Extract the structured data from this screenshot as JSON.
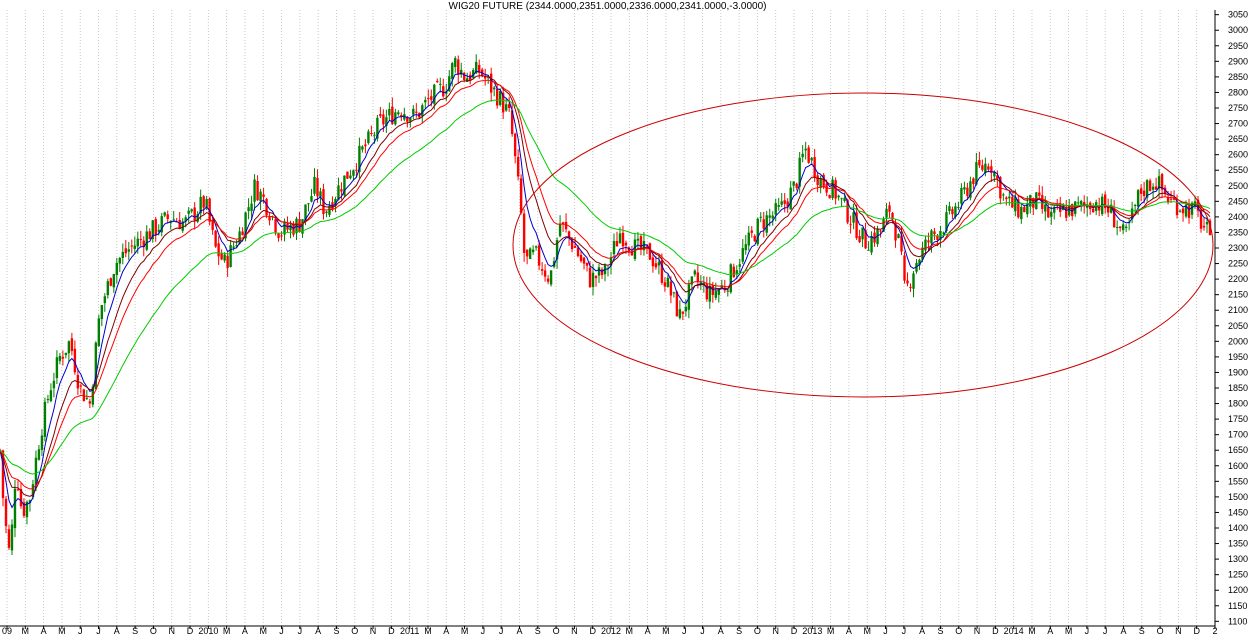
{
  "chart_data": {
    "type": "line",
    "title": "WIG20 FUTURE (2344.0000,2351.0000,2336.0000,2341.0000,-3.0000)",
    "ylim": [
      1085,
      3065
    ],
    "yticks": [
      1100,
      1150,
      1200,
      1250,
      1300,
      1350,
      1400,
      1450,
      1500,
      1550,
      1600,
      1650,
      1700,
      1750,
      1800,
      1850,
      1900,
      1950,
      2000,
      2050,
      2100,
      2150,
      2200,
      2250,
      2300,
      2350,
      2400,
      2450,
      2500,
      2550,
      2600,
      2650,
      2700,
      2750,
      2800,
      2850,
      2900,
      2950,
      3000,
      3050
    ],
    "xticks": [
      "09",
      "M",
      "A",
      "M",
      "J",
      "J",
      "A",
      "S",
      "O",
      "N",
      "D",
      "2010",
      "M",
      "A",
      "M",
      "J",
      "J",
      "A",
      "S",
      "O",
      "N",
      "D",
      "2011",
      "M",
      "A",
      "M",
      "J",
      "J",
      "A",
      "S",
      "O",
      "N",
      "D",
      "2012",
      "M",
      "A",
      "M",
      "J",
      "J",
      "A",
      "S",
      "O",
      "N",
      "D",
      "2013",
      "M",
      "A",
      "M",
      "J",
      "J",
      "A",
      "S",
      "O",
      "N",
      "D",
      "2014",
      "M",
      "A",
      "M",
      "J",
      "J",
      "A",
      "S",
      "O",
      "N",
      "D",
      "2"
    ],
    "grid": true,
    "legend": "none",
    "candle_up_color": "#008000",
    "candle_down_color": "#ff0000",
    "series": [
      {
        "color": "#0000cc"
      },
      {
        "color": "#800000"
      },
      {
        "color": "#ff0000"
      },
      {
        "color": "#00cc00"
      }
    ],
    "close_anchors": [
      [
        0,
        1650
      ],
      [
        4,
        1450
      ],
      [
        10,
        1300
      ],
      [
        16,
        1600
      ],
      [
        22,
        1450
      ],
      [
        30,
        1500
      ],
      [
        40,
        1700
      ],
      [
        50,
        1850
      ],
      [
        60,
        1950
      ],
      [
        70,
        2000
      ],
      [
        80,
        1850
      ],
      [
        90,
        1800
      ],
      [
        100,
        2100
      ],
      [
        115,
        2250
      ],
      [
        130,
        2300
      ],
      [
        150,
        2350
      ],
      [
        170,
        2400
      ],
      [
        185,
        2380
      ],
      [
        205,
        2450
      ],
      [
        215,
        2300
      ],
      [
        225,
        2250
      ],
      [
        240,
        2350
      ],
      [
        255,
        2500
      ],
      [
        265,
        2450
      ],
      [
        280,
        2350
      ],
      [
        300,
        2380
      ],
      [
        315,
        2500
      ],
      [
        325,
        2420
      ],
      [
        340,
        2500
      ],
      [
        360,
        2600
      ],
      [
        380,
        2700
      ],
      [
        400,
        2750
      ],
      [
        415,
        2720
      ],
      [
        430,
        2780
      ],
      [
        445,
        2820
      ],
      [
        455,
        2900
      ],
      [
        465,
        2850
      ],
      [
        480,
        2870
      ],
      [
        490,
        2820
      ],
      [
        500,
        2780
      ],
      [
        510,
        2720
      ],
      [
        520,
        2450
      ],
      [
        525,
        2250
      ],
      [
        535,
        2280
      ],
      [
        550,
        2200
      ],
      [
        560,
        2380
      ],
      [
        575,
        2300
      ],
      [
        590,
        2200
      ],
      [
        605,
        2220
      ],
      [
        620,
        2350
      ],
      [
        635,
        2300
      ],
      [
        650,
        2280
      ],
      [
        665,
        2200
      ],
      [
        680,
        2080
      ],
      [
        695,
        2200
      ],
      [
        710,
        2150
      ],
      [
        725,
        2180
      ],
      [
        740,
        2270
      ],
      [
        760,
        2380
      ],
      [
        780,
        2420
      ],
      [
        795,
        2500
      ],
      [
        805,
        2620
      ],
      [
        820,
        2520
      ],
      [
        835,
        2480
      ],
      [
        850,
        2400
      ],
      [
        865,
        2320
      ],
      [
        880,
        2350
      ],
      [
        890,
        2430
      ],
      [
        900,
        2300
      ],
      [
        905,
        2150
      ],
      [
        915,
        2250
      ],
      [
        930,
        2330
      ],
      [
        945,
        2380
      ],
      [
        960,
        2450
      ],
      [
        975,
        2540
      ],
      [
        990,
        2580
      ],
      [
        1005,
        2450
      ],
      [
        1020,
        2420
      ],
      [
        1035,
        2450
      ],
      [
        1050,
        2400
      ],
      [
        1065,
        2420
      ],
      [
        1080,
        2430
      ],
      [
        1095,
        2450
      ],
      [
        1110,
        2420
      ],
      [
        1125,
        2330
      ],
      [
        1140,
        2480
      ],
      [
        1155,
        2520
      ],
      [
        1170,
        2450
      ],
      [
        1185,
        2430
      ],
      [
        1195,
        2420
      ],
      [
        1205,
        2360
      ],
      [
        1210,
        2341
      ]
    ],
    "ellipse": {
      "color": "#cc0000"
    }
  }
}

===============

Retype the records exactly. Any image in them should not appear in what you write.

Task result
Extract the structured data from this screenshot as JSON.
{
  "chart_data": {
    "type": "line",
    "title": "WIG20 FUTURE (2344.0000,2351.0000,2336.0000,2341.0000,-3.0000)",
    "ylim": [
      1085,
      3065
    ],
    "yticks": [
      1100,
      1150,
      1200,
      1250,
      1300,
      1350,
      1400,
      1450,
      1500,
      1550,
      1600,
      1650,
      1700,
      1750,
      1800,
      1850,
      1900,
      1950,
      2000,
      2050,
      2100,
      2150,
      2200,
      2250,
      2300,
      2350,
      2400,
      2450,
      2500,
      2550,
      2600,
      2650,
      2700,
      2750,
      2800,
      2850,
      2900,
      2950,
      3000,
      3050
    ],
    "xticks": [
      "09",
      "M",
      "A",
      "M",
      "J",
      "J",
      "A",
      "S",
      "O",
      "N",
      "D",
      "2010",
      "M",
      "A",
      "M",
      "J",
      "J",
      "A",
      "S",
      "O",
      "N",
      "D",
      "2011",
      "M",
      "A",
      "M",
      "J",
      "J",
      "A",
      "S",
      "O",
      "N",
      "D",
      "2012",
      "M",
      "A",
      "M",
      "J",
      "J",
      "A",
      "S",
      "O",
      "N",
      "D",
      "2013",
      "M",
      "A",
      "M",
      "J",
      "J",
      "A",
      "S",
      "O",
      "N",
      "D",
      "2014",
      "M",
      "A",
      "M",
      "J",
      "J",
      "A",
      "S",
      "O",
      "N",
      "D",
      "2"
    ],
    "grid": true,
    "legend": "none",
    "candle_up_color": "#008000",
    "candle_down_color": "#ff0000",
    "series": [
      {
        "color": "#0000cc"
      },
      {
        "color": "#800000"
      },
      {
        "color": "#ff0000"
      },
      {
        "color": "#00cc00"
      }
    ],
    "close_anchors": [
      [
        0,
        1650
      ],
      [
        4,
        1450
      ],
      [
        10,
        1300
      ],
      [
        16,
        1600
      ],
      [
        22,
        1450
      ],
      [
        30,
        1500
      ],
      [
        40,
        1700
      ],
      [
        50,
        1850
      ],
      [
        60,
        1950
      ],
      [
        70,
        2000
      ],
      [
        80,
        1850
      ],
      [
        90,
        1800
      ],
      [
        100,
        2100
      ],
      [
        115,
        2250
      ],
      [
        130,
        2300
      ],
      [
        150,
        2350
      ],
      [
        170,
        2400
      ],
      [
        185,
        2380
      ],
      [
        205,
        2450
      ],
      [
        215,
        2300
      ],
      [
        225,
        2250
      ],
      [
        240,
        2350
      ],
      [
        255,
        2500
      ],
      [
        265,
        2450
      ],
      [
        280,
        2350
      ],
      [
        300,
        2380
      ],
      [
        315,
        2500
      ],
      [
        325,
        2420
      ],
      [
        340,
        2500
      ],
      [
        360,
        2600
      ],
      [
        380,
        2700
      ],
      [
        400,
        2750
      ],
      [
        415,
        2720
      ],
      [
        430,
        2780
      ],
      [
        445,
        2820
      ],
      [
        455,
        2900
      ],
      [
        465,
        2850
      ],
      [
        480,
        2870
      ],
      [
        490,
        2820
      ],
      [
        500,
        2780
      ],
      [
        510,
        2720
      ],
      [
        520,
        2450
      ],
      [
        525,
        2250
      ],
      [
        535,
        2280
      ],
      [
        550,
        2200
      ],
      [
        560,
        2380
      ],
      [
        575,
        2300
      ],
      [
        590,
        2200
      ],
      [
        605,
        2220
      ],
      [
        620,
        2350
      ],
      [
        635,
        2300
      ],
      [
        650,
        2280
      ],
      [
        665,
        2200
      ],
      [
        680,
        2080
      ],
      [
        695,
        2200
      ],
      [
        710,
        2150
      ],
      [
        725,
        2180
      ],
      [
        740,
        2270
      ],
      [
        760,
        2380
      ],
      [
        780,
        2420
      ],
      [
        795,
        2500
      ],
      [
        805,
        2620
      ],
      [
        820,
        2520
      ],
      [
        835,
        2480
      ],
      [
        850,
        2400
      ],
      [
        865,
        2320
      ],
      [
        880,
        2350
      ],
      [
        890,
        2430
      ],
      [
        900,
        2300
      ],
      [
        905,
        2150
      ],
      [
        915,
        2250
      ],
      [
        930,
        2330
      ],
      [
        945,
        2380
      ],
      [
        960,
        2450
      ],
      [
        975,
        2540
      ],
      [
        990,
        2580
      ],
      [
        1005,
        2450
      ],
      [
        1020,
        2420
      ],
      [
        1035,
        2450
      ],
      [
        1050,
        2400
      ],
      [
        1065,
        2420
      ],
      [
        1080,
        2430
      ],
      [
        1095,
        2450
      ],
      [
        1110,
        2420
      ],
      [
        1125,
        2330
      ],
      [
        1140,
        2480
      ],
      [
        1155,
        2520
      ],
      [
        1170,
        2450
      ],
      [
        1185,
        2430
      ],
      [
        1195,
        2420
      ],
      [
        1205,
        2360
      ],
      [
        1210,
        2341
      ]
    ],
    "ellipse": {
      "color": "#cc0000"
    }
  }
}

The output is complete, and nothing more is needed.